Output the entries below exactly as written, omitting pictures.

:: Input for this task ::

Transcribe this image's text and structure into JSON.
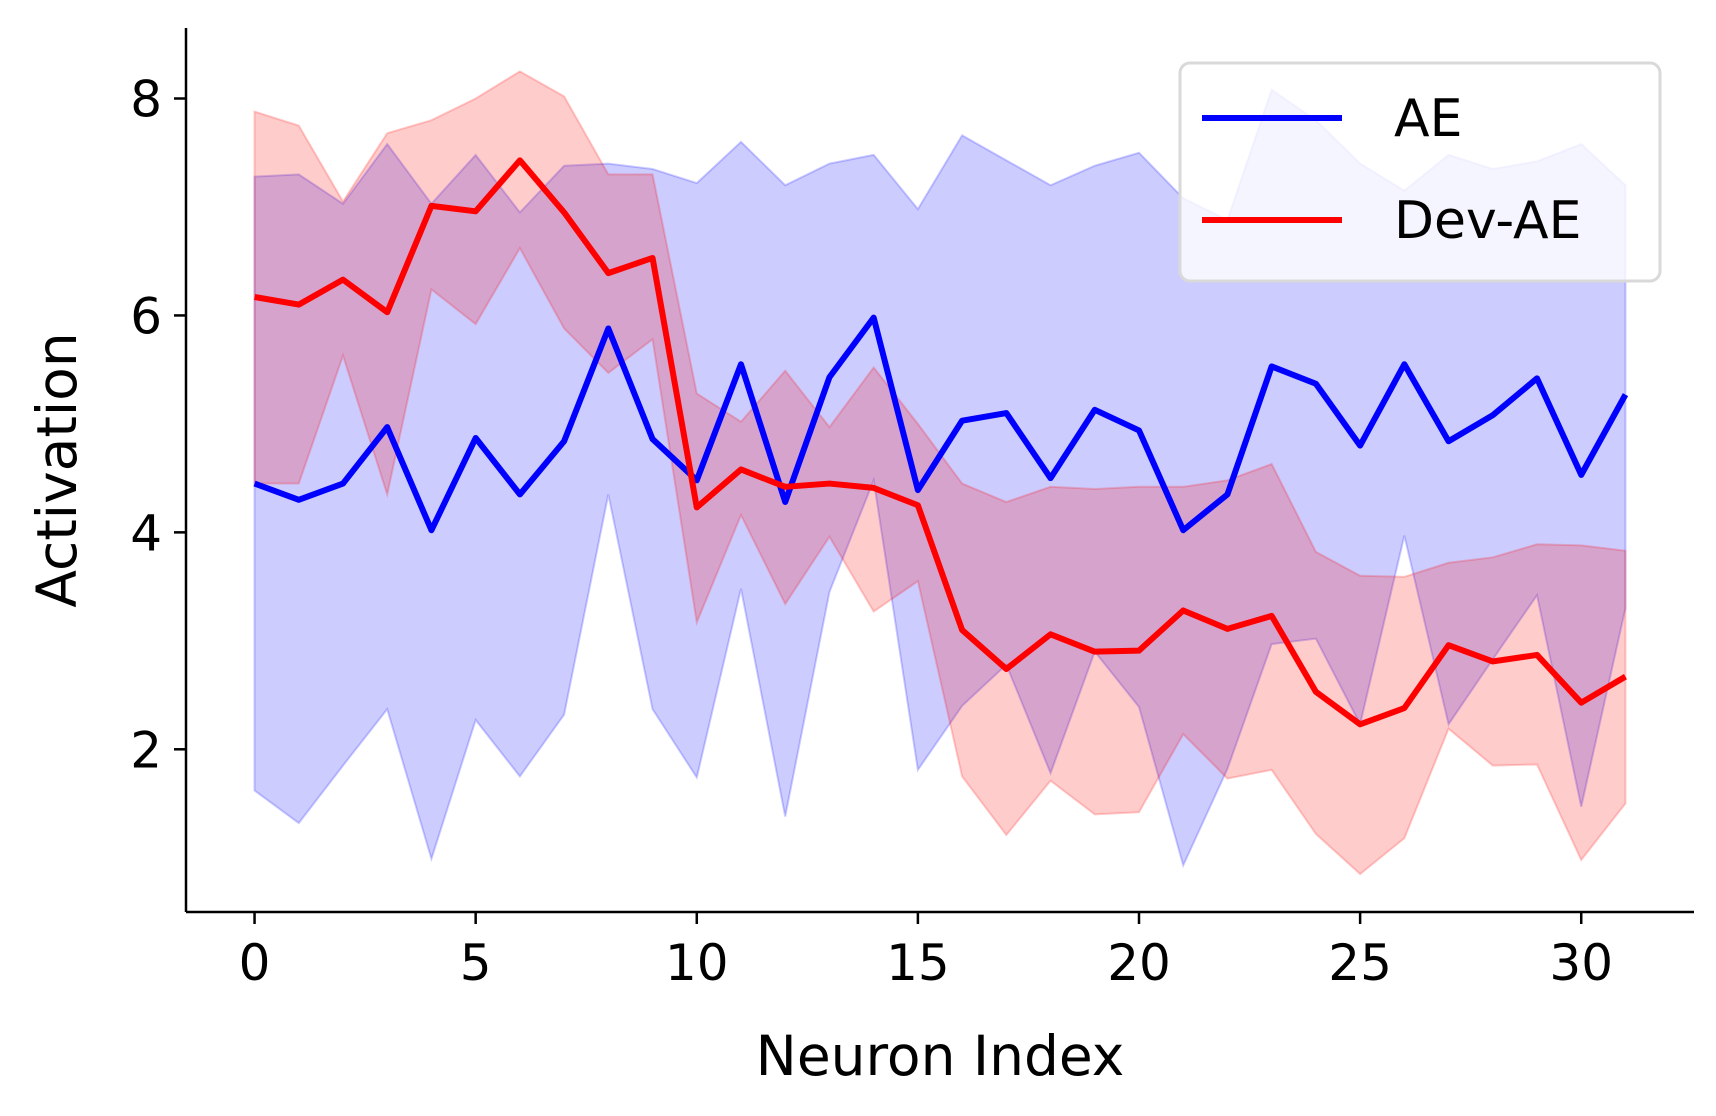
{
  "chart_data": {
    "type": "line",
    "title": "",
    "xlabel": "Neuron Index",
    "ylabel": "Activation",
    "xlim": [
      -1.55,
      32.55
    ],
    "ylim": [
      0.5,
      8.65
    ],
    "xticks": [
      0,
      5,
      10,
      15,
      20,
      25,
      30
    ],
    "yticks": [
      2,
      4,
      6,
      8
    ],
    "grid": false,
    "legend": {
      "position": "top-right",
      "entries": [
        "AE",
        "Dev-AE"
      ]
    },
    "x": [
      0,
      1,
      2,
      3,
      4,
      5,
      6,
      7,
      8,
      9,
      10,
      11,
      12,
      13,
      14,
      15,
      16,
      17,
      18,
      19,
      20,
      21,
      22,
      23,
      24,
      25,
      26,
      27,
      28,
      29,
      30,
      31
    ],
    "series": [
      {
        "name": "AE",
        "color": "#0000ff",
        "values": [
          4.45,
          4.3,
          4.45,
          4.97,
          4.02,
          4.87,
          4.35,
          4.84,
          5.88,
          4.86,
          4.48,
          5.55,
          4.28,
          5.43,
          5.98,
          4.39,
          5.03,
          5.1,
          4.5,
          5.13,
          4.94,
          4.02,
          4.35,
          5.53,
          5.37,
          4.8,
          5.55,
          4.84,
          5.08,
          5.42,
          4.53,
          5.27
        ],
        "upper": [
          7.28,
          7.3,
          7.03,
          7.58,
          7.03,
          7.48,
          6.95,
          7.38,
          7.4,
          7.35,
          7.22,
          7.6,
          7.2,
          7.4,
          7.48,
          6.98,
          7.66,
          7.43,
          7.2,
          7.38,
          7.5,
          7.08,
          6.88,
          8.08,
          7.8,
          7.4,
          7.15,
          7.48,
          7.35,
          7.42,
          7.58,
          7.2
        ],
        "lower": [
          1.62,
          1.32,
          1.85,
          2.37,
          0.99,
          2.27,
          1.75,
          2.32,
          4.35,
          2.37,
          1.74,
          3.48,
          1.38,
          3.45,
          4.48,
          1.81,
          2.4,
          2.78,
          1.78,
          2.9,
          2.39,
          0.93,
          1.82,
          2.97,
          3.02,
          2.23,
          3.97,
          2.23,
          2.83,
          3.42,
          1.47,
          3.3
        ]
      },
      {
        "name": "Dev-AE",
        "color": "#ff0000",
        "values": [
          6.17,
          6.1,
          6.33,
          6.03,
          7.01,
          6.96,
          7.43,
          6.95,
          6.39,
          6.53,
          4.23,
          4.58,
          4.42,
          4.45,
          4.41,
          4.25,
          3.1,
          2.74,
          3.06,
          2.9,
          2.91,
          3.28,
          3.11,
          3.23,
          2.53,
          2.23,
          2.38,
          2.96,
          2.81,
          2.87,
          2.43,
          2.67
        ],
        "upper": [
          7.88,
          7.75,
          7.05,
          7.68,
          7.8,
          8.0,
          8.25,
          8.02,
          7.3,
          7.3,
          5.28,
          5.02,
          5.49,
          4.97,
          5.52,
          5.0,
          4.45,
          4.28,
          4.42,
          4.4,
          4.42,
          4.42,
          4.48,
          4.63,
          3.82,
          3.6,
          3.59,
          3.72,
          3.77,
          3.89,
          3.88,
          3.83
        ],
        "lower": [
          4.45,
          4.45,
          5.63,
          4.35,
          6.24,
          5.92,
          6.62,
          5.88,
          5.47,
          5.78,
          3.17,
          4.16,
          3.34,
          3.96,
          3.27,
          3.55,
          1.75,
          1.21,
          1.71,
          1.4,
          1.42,
          2.14,
          1.73,
          1.81,
          1.22,
          0.85,
          1.18,
          2.19,
          1.85,
          1.86,
          0.98,
          1.5
        ]
      }
    ]
  }
}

:::

## Answer to the exercise
Transcribe this image's text and structure into JSON.
{
  "chart_data": {
    "type": "line",
    "title": "",
    "xlabel": "Neuron Index",
    "ylabel": "Activation",
    "xlim": [
      -1.55,
      32.55
    ],
    "ylim": [
      0.5,
      8.65
    ],
    "xticks": [
      0,
      5,
      10,
      15,
      20,
      25,
      30
    ],
    "yticks": [
      2,
      4,
      6,
      8
    ],
    "grid": false,
    "legend": {
      "position": "top-right",
      "entries": [
        "AE",
        "Dev-AE"
      ]
    },
    "x": [
      0,
      1,
      2,
      3,
      4,
      5,
      6,
      7,
      8,
      9,
      10,
      11,
      12,
      13,
      14,
      15,
      16,
      17,
      18,
      19,
      20,
      21,
      22,
      23,
      24,
      25,
      26,
      27,
      28,
      29,
      30,
      31
    ],
    "series": [
      {
        "name": "AE",
        "color": "#0000ff",
        "values": [
          4.45,
          4.3,
          4.45,
          4.97,
          4.02,
          4.87,
          4.35,
          4.84,
          5.88,
          4.86,
          4.48,
          5.55,
          4.28,
          5.43,
          5.98,
          4.39,
          5.03,
          5.1,
          4.5,
          5.13,
          4.94,
          4.02,
          4.35,
          5.53,
          5.37,
          4.8,
          5.55,
          4.84,
          5.08,
          5.42,
          4.53,
          5.27
        ],
        "upper": [
          7.28,
          7.3,
          7.03,
          7.58,
          7.03,
          7.48,
          6.95,
          7.38,
          7.4,
          7.35,
          7.22,
          7.6,
          7.2,
          7.4,
          7.48,
          6.98,
          7.66,
          7.43,
          7.2,
          7.38,
          7.5,
          7.08,
          6.88,
          8.08,
          7.8,
          7.4,
          7.15,
          7.48,
          7.35,
          7.42,
          7.58,
          7.2
        ],
        "lower": [
          1.62,
          1.32,
          1.85,
          2.37,
          0.99,
          2.27,
          1.75,
          2.32,
          4.35,
          2.37,
          1.74,
          3.48,
          1.38,
          3.45,
          4.48,
          1.81,
          2.4,
          2.78,
          1.78,
          2.9,
          2.39,
          0.93,
          1.82,
          2.97,
          3.02,
          2.23,
          3.97,
          2.23,
          2.83,
          3.42,
          1.47,
          3.3
        ]
      },
      {
        "name": "Dev-AE",
        "color": "#ff0000",
        "values": [
          6.17,
          6.1,
          6.33,
          6.03,
          7.01,
          6.96,
          7.43,
          6.95,
          6.39,
          6.53,
          4.23,
          4.58,
          4.42,
          4.45,
          4.41,
          4.25,
          3.1,
          2.74,
          3.06,
          2.9,
          2.91,
          3.28,
          3.11,
          3.23,
          2.53,
          2.23,
          2.38,
          2.96,
          2.81,
          2.87,
          2.43,
          2.67
        ],
        "upper": [
          7.88,
          7.75,
          7.05,
          7.68,
          7.8,
          8.0,
          8.25,
          8.02,
          7.3,
          7.3,
          5.28,
          5.02,
          5.49,
          4.97,
          5.52,
          5.0,
          4.45,
          4.28,
          4.42,
          4.4,
          4.42,
          4.42,
          4.48,
          4.63,
          3.82,
          3.6,
          3.59,
          3.72,
          3.77,
          3.89,
          3.88,
          3.83
        ],
        "lower": [
          4.45,
          4.45,
          5.63,
          4.35,
          6.24,
          5.92,
          6.62,
          5.88,
          5.47,
          5.78,
          3.17,
          4.16,
          3.34,
          3.96,
          3.27,
          3.55,
          1.75,
          1.21,
          1.71,
          1.4,
          1.42,
          2.14,
          1.73,
          1.81,
          1.22,
          0.85,
          1.18,
          2.19,
          1.85,
          1.86,
          0.98,
          1.5
        ]
      }
    ]
  }
}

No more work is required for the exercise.